Goal of the exercise:
Work through the data line by line, gathering every line that has the word "envers".
··· Data ···
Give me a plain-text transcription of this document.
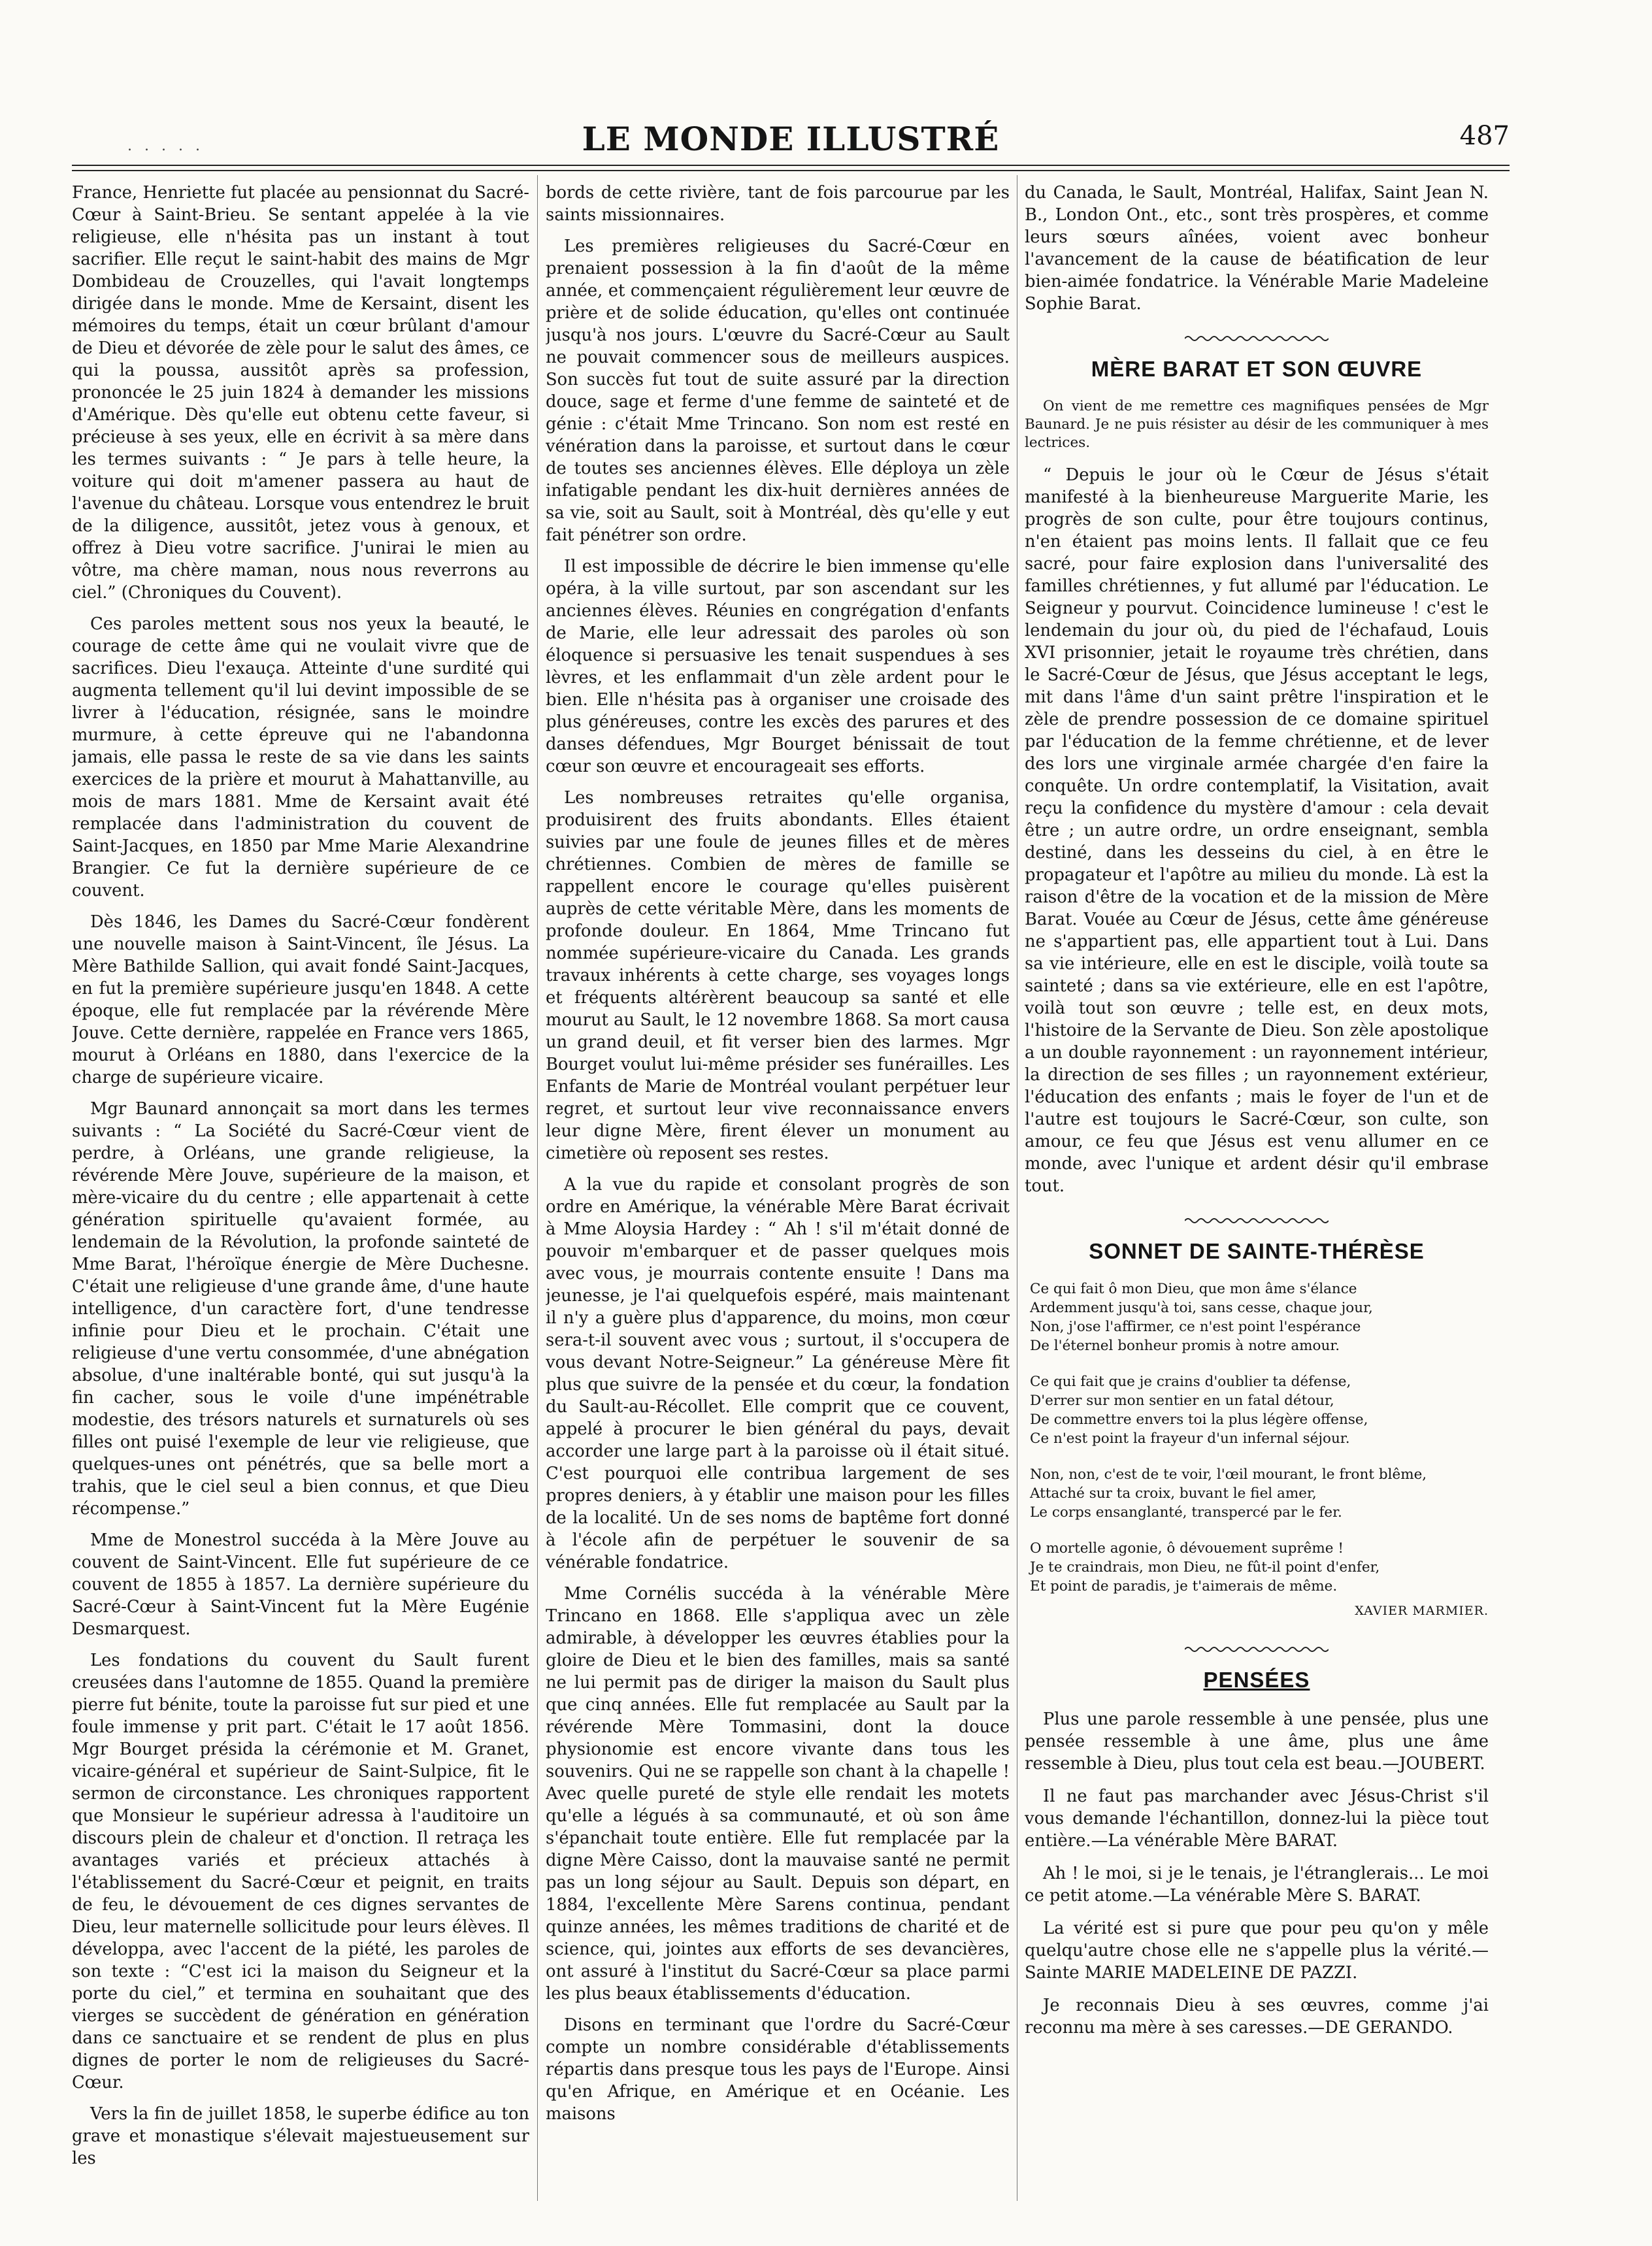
. . . . .	LE MONDE ILLUSTRÉ	487

France, Henriette fut placée au pensionnat du Sacré-Cœur à Saint-Brieu. Se sentant appelée à la vie religieuse, elle n'hésita pas un instant à tout sacrifier. Elle reçut le saint-habit des mains de Mgr Dombideau de Crouzelles, qui l'avait longtemps dirigée dans le monde. Mme de Kersaint, disent les mémoires du temps, était un cœur brûlant d'amour de Dieu et dévorée de zèle pour le salut des âmes, ce qui la poussa, aussitôt après sa profession, prononcée le 25 juin 1824 à demander les missions d'Amérique. Dès qu'elle eut obtenu cette faveur, si précieuse à ses yeux, elle en écrivit à sa mère dans les termes suivants : “ Je pars à telle heure, la voiture qui doit m'amener passera au haut de l'avenue du château. Lorsque vous entendrez le bruit de la diligence, aussitôt, jetez vous à genoux, et offrez à Dieu votre sacrifice. J'unirai le mien au vôtre, ma chère maman, nous nous reverrons au ciel.” (Chroniques du Couvent).

Ces paroles mettent sous nos yeux la beauté, le courage de cette âme qui ne voulait vivre que de sacrifices. Dieu l'exauça. Atteinte d'une surdité qui augmenta tellement qu'il lui devint impossible de se livrer à l'éducation, résignée, sans le moindre murmure, à cette épreuve qui ne l'abandonna jamais, elle passa le reste de sa vie dans les saints exercices de la prière et mourut à Mahattanville, au mois de mars 1881. Mme de Kersaint avait été remplacée dans l'administration du couvent de Saint-Jacques, en 1850 par Mme Marie Alexandrine Brangier. Ce fut la dernière supérieure de ce couvent.

Dès 1846, les Dames du Sacré-Cœur fondèrent une nouvelle maison à Saint-Vincent, île Jésus. La Mère Bathilde Sallion, qui avait fondé Saint-Jacques, en fut la première supérieure jusqu'en 1848. A cette époque, elle fut remplacée par la révérende Mère Jouve. Cette dernière, rappelée en France vers 1865, mourut à Orléans en 1880, dans l'exercice de la charge de supérieure vicaire.

Mgr Baunard annonçait sa mort dans les termes suivants : “ La Société du Sacré-Cœur vient de perdre, à Orléans, une grande religieuse, la révérende Mère Jouve, supérieure de la maison, et mère-vicaire du du centre ; elle appartenait à cette génération spirituelle qu'avaient formée, au lendemain de la Révolution, la profonde sainteté de Mme Barat, l'héroïque énergie de Mère Duchesne. C'était une religieuse d'une grande âme, d'une haute intelligence, d'un caractère fort, d'une tendresse infinie pour Dieu et le prochain. C'était une religieuse d'une vertu consommée, d'une abnégation absolue, d'une inaltérable bonté, qui sut jusqu'à la fin cacher, sous le voile d'une impénétrable modestie, des trésors naturels et surnaturels où ses filles ont puisé l'exemple de leur vie religieuse, que quelques-unes ont pénétrés, que sa belle mort a trahis, que le ciel seul a bien connus, et que Dieu récompense.”

Mme de Monestrol succéda à la Mère Jouve au couvent de Saint-Vincent. Elle fut supérieure de ce couvent de 1855 à 1857. La dernière supérieure du Sacré-Cœur à Saint-Vincent fut la Mère Eugénie Desmarquest.

Les fondations du couvent du Sault furent creusées dans l'automne de 1855. Quand la première pierre fut bénite, toute la paroisse fut sur pied et une foule immense y prit part. C'était le 17 août 1856. Mgr Bourget présida la cérémonie et M. Granet, vicaire-général et supérieur de Saint-Sulpice, fit le sermon de circonstance. Les chroniques rapportent que Monsieur le supérieur adressa à l'auditoire un discours plein de chaleur et d'onction. Il retraça les avantages variés et précieux attachés à l'établissement du Sacré-Cœur et peignit, en traits de feu, le dévouement de ces dignes servantes de Dieu, leur maternelle sollicitude pour leurs élèves. Il développa, avec l'accent de la piété, les paroles de son texte : “C'est ici la maison du Seigneur et la porte du ciel,” et termina en souhaitant que des vierges se succèdent de génération en génération dans ce sanctuaire et se rendent de plus en plus dignes de porter le nom de religieuses du Sacré-Cœur.

Vers la fin de juillet 1858, le superbe édifice au ton grave et monastique s'élevait majestueusement sur les

bords de cette rivière, tant de fois parcourue par les saints missionnaires.

Les premières religieuses du Sacré-Cœur en prenaient possession à la fin d'août de la même année, et commençaient régulièrement leur œuvre de prière et de solide éducation, qu'elles ont continuée jusqu'à nos jours. L'œuvre du Sacré-Cœur au Sault ne pouvait commencer sous de meilleurs auspices. Son succès fut tout de suite assuré par la direction douce, sage et ferme d'une femme de sainteté et de génie : c'était Mme Trincano. Son nom est resté en vénération dans la paroisse, et surtout dans le cœur de toutes ses anciennes élèves. Elle déploya un zèle infatigable pendant les dix-huit dernières années de sa vie, soit au Sault, soit à Montréal, dès qu'elle y eut fait pénétrer son ordre.

Il est impossible de décrire le bien immense qu'elle opéra, à la ville surtout, par son ascendant sur les anciennes élèves. Réunies en congrégation d'enfants de Marie, elle leur adressait des paroles où son éloquence si persuasive les tenait suspendues à ses lèvres, et les enflammait d'un zèle ardent pour le bien. Elle n'hésita pas à organiser une croisade des plus généreuses, contre les excès des parures et des danses défendues, Mgr Bourget bénissait de tout cœur son œuvre et encourageait ses efforts.

Les nombreuses retraites qu'elle organisa, produisirent des fruits abondants. Elles étaient suivies par une foule de jeunes filles et de mères chrétiennes. Combien de mères de famille se rappellent encore le courage qu'elles puisèrent auprès de cette véritable Mère, dans les moments de profonde douleur. En 1864, Mme Trincano fut nommée supérieure-vicaire du Canada. Les grands travaux inhérents à cette charge, ses voyages longs et fréquents altérèrent beaucoup sa santé et elle mourut au Sault, le 12 novembre 1868. Sa mort causa un grand deuil, et fit verser bien des larmes. Mgr Bourget voulut lui-même présider ses funérailles. Les Enfants de Marie de Montréal voulant perpétuer leur regret, et surtout leur vive reconnaissance envers leur digne Mère, firent élever un monument au cimetière où reposent ses restes.

A la vue du rapide et consolant progrès de son ordre en Amérique, la vénérable Mère Barat écrivait à Mme Aloysia Hardey : “ Ah ! s'il m'était donné de pouvoir m'embarquer et de passer quelques mois avec vous, je mourrais contente ensuite ! Dans ma jeunesse, je l'ai quelquefois espéré, mais maintenant il n'y a guère plus d'apparence, du moins, mon cœur sera-t-il souvent avec vous ; surtout, il s'occupera de vous devant Notre-Seigneur.” La généreuse Mère fit plus que suivre de la pensée et du cœur, la fondation du Sault-au-Récollet. Elle comprit que ce couvent, appelé à procurer le bien général du pays, devait accorder une large part à la paroisse où il était situé. C'est pourquoi elle contribua largement de ses propres deniers, à y établir une maison pour les filles de la localité. Un de ses noms de baptême fort donné à l'école afin de perpétuer le souvenir de sa vénérable fondatrice.

Mme Cornélis succéda à la vénérable Mère Trincano en 1868. Elle s'appliqua avec un zèle admirable, à développer les œuvres établies pour la gloire de Dieu et le bien des familles, mais sa santé ne lui permit pas de diriger la maison du Sault plus que cinq années. Elle fut remplacée au Sault par la révérende Mère Tommasini, dont la douce physionomie est encore vivante dans tous les souvenirs. Qui ne se rappelle son chant à la chapelle ! Avec quelle pureté de style elle rendait les motets qu'elle a légués à sa communauté, et où son âme s'épanchait toute entière. Elle fut remplacée par la digne Mère Caisso, dont la mauvaise santé ne permit pas un long séjour au Sault. Depuis son départ, en 1884, l'excellente Mère Sarens continua, pendant quinze années, les mêmes traditions de charité et de science, qui, jointes aux efforts de ses devancières, ont assuré à l'institut du Sacré-Cœur sa place parmi les plus beaux établissements d'éducation.

Disons en terminant que l'ordre du Sacré-Cœur compte un nombre considérable d'établissements répartis dans presque tous les pays de l'Europe. Ainsi qu'en Afrique, en Amérique et en Océanie. Les maisons

du Canada, le Sault, Montréal, Halifax, Saint Jean N. B., London Ont., etc., sont très prospères, et comme leurs sœurs aînées, voient avec bonheur l'avancement de la cause de béatification de leur bien-aimée fondatrice. la Vénérable Marie Madeleine Sophie Barat.

MÈRE BARAT ET SON ŒUVRE

On vient de me remettre ces magnifiques pensées de Mgr Baunard. Je ne puis résister au désir de les communiquer à mes lectrices.

“ Depuis le jour où le Cœur de Jésus s'était manifesté à la bienheureuse Marguerite Marie, les progrès de son culte, pour être toujours continus, n'en étaient pas moins lents. Il fallait que ce feu sacré, pour faire explosion dans l'universalité des familles chrétiennes, y fut allumé par l'éducation. Le Seigneur y pourvut. Coincidence lumineuse ! c'est le lendemain du jour où, du pied de l'échafaud, Louis XVI prisonnier, jetait le royaume très chrétien, dans le Sacré-Cœur de Jésus, que Jésus acceptant le legs, mit dans l'âme d'un saint prêtre l'inspiration et le zèle de prendre possession de ce domaine spirituel par l'éducation de la femme chrétienne, et de lever des lors une virginale armée chargée d'en faire la conquête. Un ordre contemplatif, la Visitation, avait reçu la confidence du mystère d'amour : cela devait être ; un autre ordre, un ordre enseignant, sembla destiné, dans les desseins du ciel, à en être le propagateur et l'apôtre au milieu du monde. Là est la raison d'être de la vocation et de la mission de Mère Barat. Vouée au Cœur de Jésus, cette âme généreuse ne s'appartient pas, elle appartient tout à Lui. Dans sa vie intérieure, elle en est le disciple, voilà toute sa sainteté ; dans sa vie extérieure, elle en est l'apôtre, voilà tout son œuvre ; telle est, en deux mots, l'histoire de la Servante de Dieu. Son zèle apostolique a un double rayonnement : un rayonnement intérieur, la direction de ses filles ; un rayonnement extérieur, l'éducation des enfants ; mais le foyer de l'un et de l'autre est toujours le Sacré-Cœur, son culte, son amour, ce feu que Jésus est venu allumer en ce monde, avec l'unique et ardent désir qu'il embrase tout.

SONNET DE SAINTE-THÉRÈSE
Ce qui fait ô mon Dieu, que mon âme s'élance
Ardemment jusqu'à toi, sans cesse, chaque jour,
Non, j'ose l'affirmer, ce n'est point l'espérance
De l'éternel bonheur promis à notre amour.
Ce qui fait que je crains d'oublier ta défense,
D'errer sur mon sentier en un fatal détour,
De commettre envers toi la plus légère offense,
Ce n'est point la frayeur d'un infernal séjour.
Non, non, c'est de te voir, l'œil mourant, le front blême,
Attaché sur ta croix, buvant le fiel amer,
Le corps ensanglanté, transpercé par le fer.
O mortelle agonie, ô dévouement suprême !
Je te craindrais, mon Dieu, ne fût-il point d'enfer,
Et point de paradis, je t'aimerais de même.
XAVIER MARMIER.
PENSÉES

Plus une parole ressemble à une pensée, plus une pensée ressemble à une âme, plus une âme ressemble à Dieu, plus tout cela est beau.—JOUBERT.

Il ne faut pas marchander avec Jésus-Christ s'il vous demande l'échantillon, donnez-lui la pièce tout entière.—La vénérable Mère BARAT.

Ah ! le moi, si je le tenais, je l'étranglerais... Le moi ce petit atome.—La vénérable Mère S. BARAT.

La vérité est si pure que pour peu qu'on y mêle quelqu'autre chose elle ne s'appelle plus la vérité.—Sainte MARIE MADELEINE DE PAZZI.

Je reconnais Dieu à ses œuvres, comme j'ai reconnu ma mère à ses caresses.—DE GERANDO.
···
Task result:
Les nombreuses retraites qu'elle organisa, produisirent des fruits abondants. Elles étaient suivies par une foule de jeunes filles et de mères chrétiennes. Combien de mères de famille se rappellent encore le courage qu'elles puisèrent auprès de cette véritable Mère, dans les moments de profonde douleur. En 1864, Mme Trincano fut nommée supérieure-vicaire du Canada. Les grands travaux inhérents à cette charge, ses voyages longs et fréquents altérèrent beaucoup sa santé et elle mourut au Sault, le 12 novembre 1868. Sa mort causa un grand deuil, et fit verser bien des larmes. Mgr Bourget voulut lui-même présider ses funérailles. Les Enfants de Marie de Montréal voulant perpétuer leur regret, et surtout leur vive reconnaissance envers leur digne Mère, firent élever un monument au cimetière où reposent ses restes.
De commettre envers toi la plus légère offense,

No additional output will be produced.